- WHAT YOU ARE ASKED TO DO
List all the lines in these records that hold "sisään".

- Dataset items
- - - -

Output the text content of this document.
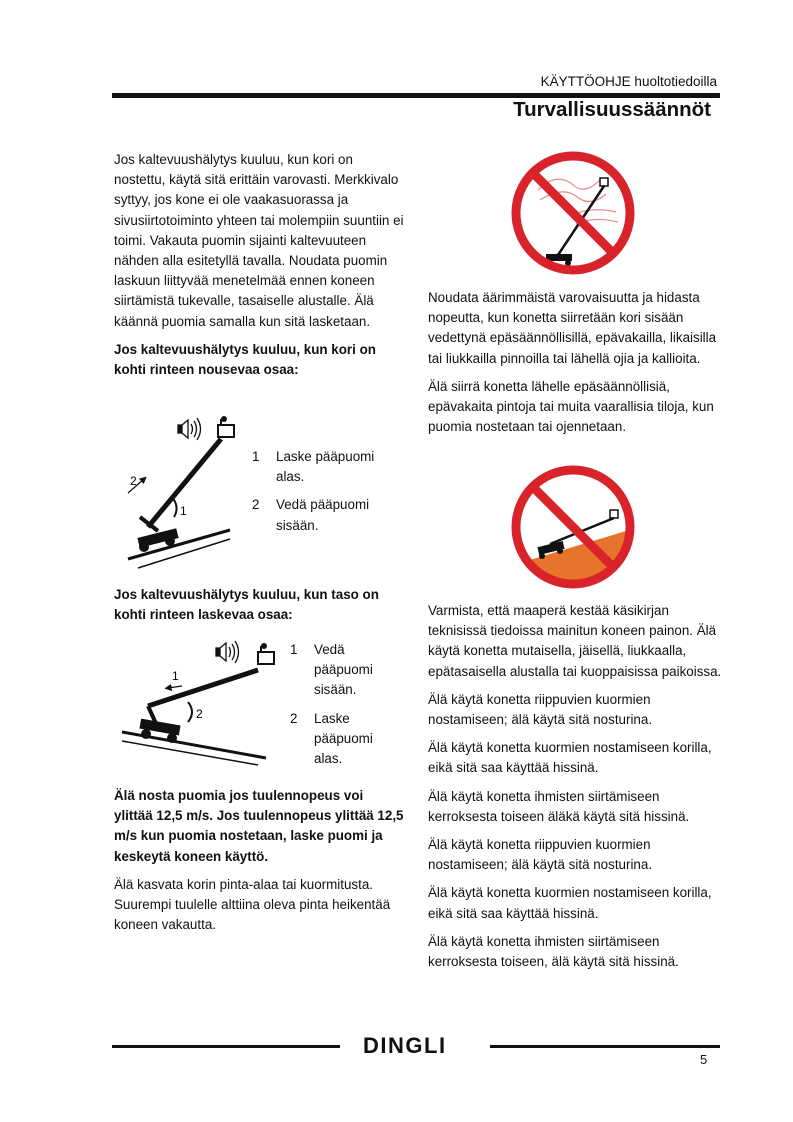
KÄYTTÖOHJE huoltotiedoilla
Turvallisuussäännöt

Jos kaltevuushälytys kuuluu, kun kori on nostettu, käytä sitä erittäin varovasti. Merkkivalo syttyy, jos kone ei ole vaakasuorassa ja sivusiirtotoiminto yhteen tai molempiin suuntiin ei toimi. Vakauta puomin sijainti kaltevuuteen nähden alla esitetyllä tavalla. Noudata puomin laskuun liittyvää menetelmää ennen koneen siirtämistä tukevalle, tasaiselle alustalle. Älä käännä puomia samalla kun sitä lasketaan.

Jos kaltevuushälytys kuuluu, kun kori on kohti rinteen nousevaa osaa:

2
1
1	Laske pääpuomi alas.
2	Vedä pääpuomi sisään.

Jos kaltevuushälytys kuuluu, kun taso on kohti rinteen laskevaa osaa:

1
2
1	Vedä pääpuomi sisään.
2	Laske pääpuomi alas.

Älä nosta puomia jos tuulennopeus voi ylittää 12,5 m/s. Jos tuulennopeus ylittää 12,5 m/s kun puomia nostetaan, laske puomi ja keskeytä koneen käyttö.

Älä kasvata korin pinta-alaa tai kuormitusta. Suurempi tuulelle alttiina oleva pinta heikentää koneen vakautta.

Noudata äärimmäistä varovaisuutta ja hidasta nopeutta, kun konetta siirretään kori sisään vedettynä epäsäännöllisillä, epävakailla, likaisilla tai liukkailla pinnoilla tai lähellä ojia ja kallioita.

Älä siirrä konetta lähelle epäsäännöllisiä, epävakaita pintoja tai muita vaarallisia tiloja, kun puomia nostetaan tai ojennetaan.

Varmista, että maaperä kestää käsikirjan teknisissä tiedoissa mainitun koneen painon. Älä käytä konetta mutaisella, jäisellä, liukkaalla, epätasaisella alustalla tai kuoppaisissa paikoissa.

Älä käytä konetta riippuvien kuormien nostamiseen; älä käytä sitä nosturina.

Älä käytä konetta kuormien nostamiseen korilla, eikä sitä saa käyttää hissinä.

Älä käytä konetta ihmisten siirtämiseen kerroksesta toiseen äläkä käytä sitä hissinä.

Älä käytä konetta riippuvien kuormien nostamiseen; älä käytä sitä nosturina.

Älä käytä konetta kuormien nostamiseen korilla, eikä sitä saa käyttää hissinä.

Älä käytä konetta ihmisten siirtämiseen kerroksesta toiseen, älä käytä sitä hissinä.

DINGLI
5
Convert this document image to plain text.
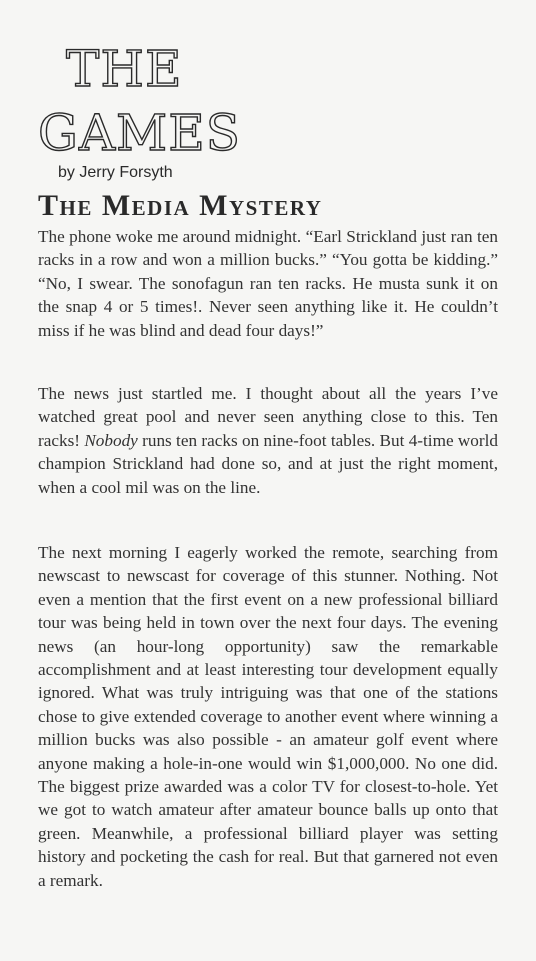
THE
GAMES
by Jerry Forsyth
The Media Mystery

The phone woke me around midnight. “Earl Strickland just ran ten racks in a row and won a million bucks.” “You gotta be kidding.” “No, I swear. The sonofagun ran ten racks. He musta sunk it on the snap 4 or 5 times!. Never seen anything like it. He couldn’t miss if he was blind and dead four days!”

The news just startled me. I thought about all the years I’ve watched great pool and never seen anything close to this. Ten racks! Nobody runs ten racks on nine-foot tables. But 4-time world champion Strickland had done so, and at just the right moment, when a cool mil was on the line.

The next morning I eagerly worked the remote, searching from newscast to newscast for coverage of this stunner. Nothing. Not even a mention that the first event on a new professional billiard tour was being held in town over the next four days. The evening news (an hour-long opportunity) saw the remarkable accomplishment and at least interesting tour development equally ignored. What was truly intriguing was that one of the stations chose to give extended coverage to another event where winning a million bucks was also possible - an amateur golf event where anyone making a hole-in-one would win $1,000,000. No one did. The biggest prize awarded was a color TV for closest-to-hole. Yet we got to watch amateur after amateur bounce balls up onto that green. Meanwhile, a professional billiard player was setting history and pocketing the cash for real. But that garnered not even a remark.
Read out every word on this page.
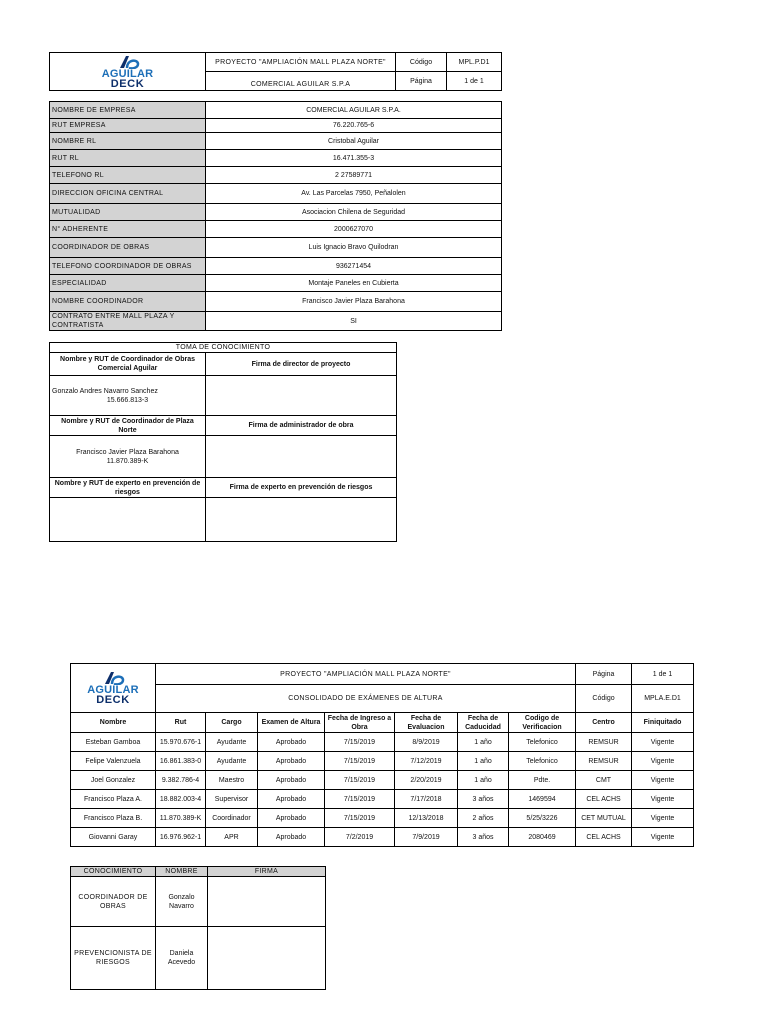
AGUILAR
DECK	PROYECTO "AMPLIACIÓN MALL PLAZA NORTE"	Código	MPL.P.D1
	COMERCIAL AGUILAR S.P.A	Página	1 de 1
NOMBRE DE EMPRESA	COMERCIAL AGUILAR S.P.A.
RUT EMPRESA	76.220.765-6
NOMBRE RL	Cristobal Aguilar
RUT RL	16.471.355-3
TELEFONO RL	2 27589771
DIRECCION OFICINA CENTRAL	Av. Las Parcelas 7950, Peñalolen
MUTUALIDAD	Asociacion Chilena de Seguridad
N° ADHERENTE	2000627070
COORDINADOR DE OBRAS	Luis Ignacio Bravo Quilodran
TELEFONO COORDINADOR DE OBRAS	936271454
ESPECIALIDAD	Montaje Paneles en Cubierta
NOMBRE COORDINADOR	Francisco Javier Plaza Barahona
CONTRATO ENTRE MALL PLAZA Y CONTRATISTA	SI
TOMA DE CONOCIMIENTO	
Nombre y RUT de Coordinador de Obras Comercial Aguilar	Firma de director de proyecto

Gonzalo Andres Navarro Sanchez
15.666.813-3	

Nombre y RUT de Coordinador de Plaza Norte	Firma de administrador de obra

Francisco Javier Plaza Barahona
11.870.389-K	

Nombre y RUT de experto en prevención de riesgos	Firma de experto en prevención de riesgos

AGUILAR
DECK	PROYECTO "AMPLIACIÓN MALL PLAZA NORTE"							Página	1 de 1
	CONSOLIDADO DE EXÁMENES DE ALTURA							Código	MPLA.E.D1
Nombre	Rut	Cargo	Examen de Altura	Fecha de Ingreso a Obra	Fecha de Evaluacion	Fecha de Caducidad	Codigo de Verificacion	Centro	Finiquitado
Esteban Gamboa	15.970.676-1	Ayudante	Aprobado	7/15/2019	8/9/2019	1 año	Telefonico	REMSUR	Vigente
Felipe Valenzuela	16.861.383-0	Ayudante	Aprobado	7/15/2019	7/12/2019	1 año	Telefonico	REMSUR	Vigente
Joel Gonzalez	9.382.786-4	Maestro	Aprobado	7/15/2019	2/20/2019	1 año	Pdte.	CMT	Vigente
Francisco Plaza A.	18.882.003-4	Supervisor	Aprobado	7/15/2019	7/17/2018	3 años	1469594	CEL ACHS	Vigente
Francisco Plaza B.	11.870.389-K	Coordinador	Aprobado	7/15/2019	12/13/2018	2 años	5/25/3226	CET MUTUAL	Vigente
Giovanni Garay	16.976.962-1	APR	Aprobado	7/2/2019	7/9/2019	3 años	2080469	CEL ACHS	Vigente
CONOCIMIENTO	NOMBRE	FIRMA
COORDINADOR DE OBRAS	Gonzalo Navarro	
PREVENCIONISTA DE RIESGOS	Daniela Acevedo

- - - -

- ANSWER TO THIS EXERCISE
2	Vedä pääpuomi sisään.
1	Vedä pääpuomi sisään.
Noudata äärimmäistä varovaisuutta ja hidasta nopeutta, kun konetta siirretään kori sisään vedettynä epäsäännöllisillä, epävakailla, likaisilla tai liukkailla pinnoilla tai lähellä ojia ja kallioita.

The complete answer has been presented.